> PROBLEMA DA RISOLVERE
Ricopia tali e quali le voci dalla prima riga fino alla riga con "Point (191, 46, 202, 52)", entrambe comprese.

> INFORMAZIONI ESTRATTE
-- -- --

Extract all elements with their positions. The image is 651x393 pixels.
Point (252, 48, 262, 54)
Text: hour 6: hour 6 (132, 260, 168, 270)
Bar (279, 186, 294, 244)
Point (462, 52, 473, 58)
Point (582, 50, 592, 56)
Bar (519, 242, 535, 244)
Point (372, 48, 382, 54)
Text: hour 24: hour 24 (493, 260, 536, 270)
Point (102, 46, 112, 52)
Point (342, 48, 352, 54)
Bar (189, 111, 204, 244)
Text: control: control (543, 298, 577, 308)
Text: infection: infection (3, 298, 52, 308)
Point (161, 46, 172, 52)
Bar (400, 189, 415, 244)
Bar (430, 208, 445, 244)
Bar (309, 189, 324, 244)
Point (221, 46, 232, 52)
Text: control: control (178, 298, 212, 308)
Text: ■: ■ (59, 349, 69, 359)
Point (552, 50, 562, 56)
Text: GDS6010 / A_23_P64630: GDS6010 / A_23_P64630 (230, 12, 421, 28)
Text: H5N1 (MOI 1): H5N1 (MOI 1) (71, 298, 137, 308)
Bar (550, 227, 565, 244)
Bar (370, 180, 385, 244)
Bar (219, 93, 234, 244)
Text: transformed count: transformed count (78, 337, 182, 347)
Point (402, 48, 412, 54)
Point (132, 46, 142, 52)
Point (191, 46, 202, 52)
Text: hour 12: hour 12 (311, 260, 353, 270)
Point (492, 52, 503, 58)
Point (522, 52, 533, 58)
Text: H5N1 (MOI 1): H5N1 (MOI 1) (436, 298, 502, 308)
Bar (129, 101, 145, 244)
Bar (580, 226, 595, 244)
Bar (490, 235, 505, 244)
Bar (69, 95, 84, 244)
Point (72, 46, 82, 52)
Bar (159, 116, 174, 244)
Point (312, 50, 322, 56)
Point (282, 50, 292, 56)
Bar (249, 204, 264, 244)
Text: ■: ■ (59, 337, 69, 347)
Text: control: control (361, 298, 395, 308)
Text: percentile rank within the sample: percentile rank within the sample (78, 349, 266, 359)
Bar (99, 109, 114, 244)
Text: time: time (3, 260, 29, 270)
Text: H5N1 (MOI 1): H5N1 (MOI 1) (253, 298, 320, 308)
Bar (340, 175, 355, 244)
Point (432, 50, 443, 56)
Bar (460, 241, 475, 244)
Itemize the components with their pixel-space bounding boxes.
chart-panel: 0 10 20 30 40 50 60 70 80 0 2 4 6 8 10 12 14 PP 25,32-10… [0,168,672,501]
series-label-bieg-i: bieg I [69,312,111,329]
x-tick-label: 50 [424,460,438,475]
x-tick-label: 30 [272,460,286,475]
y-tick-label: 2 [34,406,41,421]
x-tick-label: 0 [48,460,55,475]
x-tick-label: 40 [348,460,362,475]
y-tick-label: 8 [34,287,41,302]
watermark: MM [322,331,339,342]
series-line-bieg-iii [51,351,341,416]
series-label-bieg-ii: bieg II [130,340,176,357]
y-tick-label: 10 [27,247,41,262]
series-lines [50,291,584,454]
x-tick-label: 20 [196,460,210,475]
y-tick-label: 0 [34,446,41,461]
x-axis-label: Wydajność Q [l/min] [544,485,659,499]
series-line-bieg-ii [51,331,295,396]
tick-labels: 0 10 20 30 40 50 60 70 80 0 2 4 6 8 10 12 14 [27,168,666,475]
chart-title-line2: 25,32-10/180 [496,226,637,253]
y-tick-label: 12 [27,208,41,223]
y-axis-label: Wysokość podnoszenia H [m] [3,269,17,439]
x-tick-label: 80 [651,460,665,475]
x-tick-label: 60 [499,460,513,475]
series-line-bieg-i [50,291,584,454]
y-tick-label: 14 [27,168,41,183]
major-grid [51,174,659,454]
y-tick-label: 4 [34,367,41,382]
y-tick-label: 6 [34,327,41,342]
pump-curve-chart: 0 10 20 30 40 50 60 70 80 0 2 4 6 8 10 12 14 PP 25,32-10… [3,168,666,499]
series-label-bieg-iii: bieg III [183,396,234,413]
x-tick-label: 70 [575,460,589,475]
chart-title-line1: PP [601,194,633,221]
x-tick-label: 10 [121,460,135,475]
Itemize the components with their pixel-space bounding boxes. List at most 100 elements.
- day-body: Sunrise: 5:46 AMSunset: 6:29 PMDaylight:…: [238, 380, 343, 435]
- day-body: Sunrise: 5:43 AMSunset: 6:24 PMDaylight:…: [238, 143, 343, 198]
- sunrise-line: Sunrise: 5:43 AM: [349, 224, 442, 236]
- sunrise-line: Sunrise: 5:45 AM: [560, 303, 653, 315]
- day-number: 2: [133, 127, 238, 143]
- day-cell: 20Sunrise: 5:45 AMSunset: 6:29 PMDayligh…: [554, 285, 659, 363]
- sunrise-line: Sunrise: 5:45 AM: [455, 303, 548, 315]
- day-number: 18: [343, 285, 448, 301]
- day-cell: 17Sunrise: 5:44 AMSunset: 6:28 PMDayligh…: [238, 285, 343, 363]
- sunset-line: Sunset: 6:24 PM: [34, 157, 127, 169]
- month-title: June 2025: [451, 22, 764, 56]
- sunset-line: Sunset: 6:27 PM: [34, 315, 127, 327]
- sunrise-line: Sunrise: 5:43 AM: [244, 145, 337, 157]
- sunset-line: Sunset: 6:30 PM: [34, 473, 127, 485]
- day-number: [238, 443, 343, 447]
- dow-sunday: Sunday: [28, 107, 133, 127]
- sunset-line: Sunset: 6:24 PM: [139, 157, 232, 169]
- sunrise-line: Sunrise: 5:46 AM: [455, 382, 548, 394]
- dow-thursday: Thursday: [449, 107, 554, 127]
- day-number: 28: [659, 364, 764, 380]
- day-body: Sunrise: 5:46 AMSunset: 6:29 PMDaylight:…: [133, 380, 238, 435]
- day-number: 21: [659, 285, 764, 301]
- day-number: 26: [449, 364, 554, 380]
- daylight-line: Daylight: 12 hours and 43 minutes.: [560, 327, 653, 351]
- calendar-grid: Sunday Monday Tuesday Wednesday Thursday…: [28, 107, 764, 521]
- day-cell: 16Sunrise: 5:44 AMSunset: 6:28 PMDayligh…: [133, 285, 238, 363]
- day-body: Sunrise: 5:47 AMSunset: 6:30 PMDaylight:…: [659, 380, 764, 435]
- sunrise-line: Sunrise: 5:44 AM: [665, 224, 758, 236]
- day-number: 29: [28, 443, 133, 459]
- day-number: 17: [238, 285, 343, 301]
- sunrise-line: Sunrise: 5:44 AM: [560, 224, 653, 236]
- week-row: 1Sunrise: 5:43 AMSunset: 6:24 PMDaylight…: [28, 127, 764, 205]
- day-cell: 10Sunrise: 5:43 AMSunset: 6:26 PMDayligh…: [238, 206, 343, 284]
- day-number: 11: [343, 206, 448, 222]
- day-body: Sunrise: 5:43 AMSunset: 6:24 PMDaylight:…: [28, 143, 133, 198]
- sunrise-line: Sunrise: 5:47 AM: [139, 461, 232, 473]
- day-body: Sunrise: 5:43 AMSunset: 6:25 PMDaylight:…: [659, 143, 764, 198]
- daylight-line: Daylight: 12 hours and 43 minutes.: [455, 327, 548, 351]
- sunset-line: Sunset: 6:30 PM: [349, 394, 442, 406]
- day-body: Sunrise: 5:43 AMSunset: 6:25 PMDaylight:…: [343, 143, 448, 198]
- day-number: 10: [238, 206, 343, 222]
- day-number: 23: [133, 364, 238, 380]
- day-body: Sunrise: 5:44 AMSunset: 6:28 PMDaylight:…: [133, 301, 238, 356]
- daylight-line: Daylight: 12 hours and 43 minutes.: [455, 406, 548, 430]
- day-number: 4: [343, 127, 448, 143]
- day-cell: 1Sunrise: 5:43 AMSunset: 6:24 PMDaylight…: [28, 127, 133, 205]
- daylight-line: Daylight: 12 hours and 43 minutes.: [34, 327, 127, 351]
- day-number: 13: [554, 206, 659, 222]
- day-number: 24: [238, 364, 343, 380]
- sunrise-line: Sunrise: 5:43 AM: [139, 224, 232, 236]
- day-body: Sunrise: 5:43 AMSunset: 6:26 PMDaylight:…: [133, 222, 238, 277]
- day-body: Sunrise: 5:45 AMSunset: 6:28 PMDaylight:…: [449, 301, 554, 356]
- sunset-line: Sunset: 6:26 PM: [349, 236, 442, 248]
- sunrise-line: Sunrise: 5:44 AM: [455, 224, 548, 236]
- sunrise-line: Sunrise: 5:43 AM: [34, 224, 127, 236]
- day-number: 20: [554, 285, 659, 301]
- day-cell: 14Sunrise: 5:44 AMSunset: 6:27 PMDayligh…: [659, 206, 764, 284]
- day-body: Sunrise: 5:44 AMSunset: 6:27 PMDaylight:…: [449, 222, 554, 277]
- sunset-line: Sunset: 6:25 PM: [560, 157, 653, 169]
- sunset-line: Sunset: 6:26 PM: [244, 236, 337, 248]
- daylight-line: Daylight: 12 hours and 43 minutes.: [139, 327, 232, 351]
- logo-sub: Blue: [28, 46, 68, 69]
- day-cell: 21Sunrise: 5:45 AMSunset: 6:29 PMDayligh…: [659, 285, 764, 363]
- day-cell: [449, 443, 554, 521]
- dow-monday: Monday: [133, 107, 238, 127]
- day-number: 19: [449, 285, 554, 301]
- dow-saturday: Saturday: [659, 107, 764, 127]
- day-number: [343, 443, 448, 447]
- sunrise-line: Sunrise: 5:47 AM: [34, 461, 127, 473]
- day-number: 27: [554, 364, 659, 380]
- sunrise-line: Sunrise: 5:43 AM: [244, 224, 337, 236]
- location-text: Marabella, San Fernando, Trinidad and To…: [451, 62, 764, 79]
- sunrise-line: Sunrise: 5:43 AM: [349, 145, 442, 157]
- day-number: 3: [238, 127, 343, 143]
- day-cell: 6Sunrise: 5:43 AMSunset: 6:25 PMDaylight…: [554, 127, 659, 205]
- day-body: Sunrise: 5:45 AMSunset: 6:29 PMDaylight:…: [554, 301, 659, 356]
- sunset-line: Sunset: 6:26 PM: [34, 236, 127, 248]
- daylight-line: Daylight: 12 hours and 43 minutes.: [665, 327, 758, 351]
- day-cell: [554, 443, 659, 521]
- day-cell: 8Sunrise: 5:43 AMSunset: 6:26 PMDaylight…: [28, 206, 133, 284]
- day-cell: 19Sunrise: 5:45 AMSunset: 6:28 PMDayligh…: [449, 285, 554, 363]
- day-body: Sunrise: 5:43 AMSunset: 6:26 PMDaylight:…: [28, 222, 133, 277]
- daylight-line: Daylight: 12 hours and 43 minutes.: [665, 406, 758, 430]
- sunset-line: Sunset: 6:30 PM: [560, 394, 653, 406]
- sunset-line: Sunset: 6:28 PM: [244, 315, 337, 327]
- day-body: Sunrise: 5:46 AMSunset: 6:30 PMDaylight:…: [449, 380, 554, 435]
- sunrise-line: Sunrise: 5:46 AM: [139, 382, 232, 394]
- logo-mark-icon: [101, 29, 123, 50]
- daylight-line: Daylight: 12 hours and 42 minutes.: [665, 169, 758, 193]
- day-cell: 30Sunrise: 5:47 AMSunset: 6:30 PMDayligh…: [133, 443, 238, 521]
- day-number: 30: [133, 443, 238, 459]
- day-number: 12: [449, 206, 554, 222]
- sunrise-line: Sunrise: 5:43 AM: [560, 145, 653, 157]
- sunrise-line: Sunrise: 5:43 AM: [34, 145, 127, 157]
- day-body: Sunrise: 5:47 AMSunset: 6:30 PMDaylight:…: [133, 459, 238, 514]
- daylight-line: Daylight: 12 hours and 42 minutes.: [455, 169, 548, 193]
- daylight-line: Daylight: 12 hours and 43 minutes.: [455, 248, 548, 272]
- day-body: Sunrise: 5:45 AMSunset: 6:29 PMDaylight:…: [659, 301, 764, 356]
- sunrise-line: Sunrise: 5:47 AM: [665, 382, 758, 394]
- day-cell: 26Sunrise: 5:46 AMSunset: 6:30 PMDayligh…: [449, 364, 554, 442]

-- -- --

> RISULTATO FINALE
Extract all elements with their positions. The image is 651x393 pixels.
Point (252, 48, 262, 54)
Text: hour 6: hour 6 (132, 260, 168, 270)
Bar (279, 186, 294, 244)
Point (462, 52, 473, 58)
Point (582, 50, 592, 56)
Bar (519, 242, 535, 244)
Point (372, 48, 382, 54)
Text: hour 24: hour 24 (493, 260, 536, 270)
Point (102, 46, 112, 52)
Point (342, 48, 352, 54)
Bar (189, 111, 204, 244)
Text: control: control (543, 298, 577, 308)
Text: infection: infection (3, 298, 52, 308)
Point (161, 46, 172, 52)
Bar (400, 189, 415, 244)
Bar (430, 208, 445, 244)
Bar (309, 189, 324, 244)
Point (221, 46, 232, 52)
Text: control: control (178, 298, 212, 308)
Text: ■: ■ (59, 349, 69, 359)
Point (552, 50, 562, 56)
Text: GDS6010 / A_23_P64630: GDS6010 / A_23_P64630 (230, 12, 421, 28)
Text: H5N1 (MOI 1): H5N1 (MOI 1) (71, 298, 137, 308)
Bar (550, 227, 565, 244)
Bar (370, 180, 385, 244)
Bar (219, 93, 234, 244)
Text: transformed count: transformed count (78, 337, 182, 347)
Point (402, 48, 412, 54)
Point (132, 46, 142, 52)
Point (191, 46, 202, 52)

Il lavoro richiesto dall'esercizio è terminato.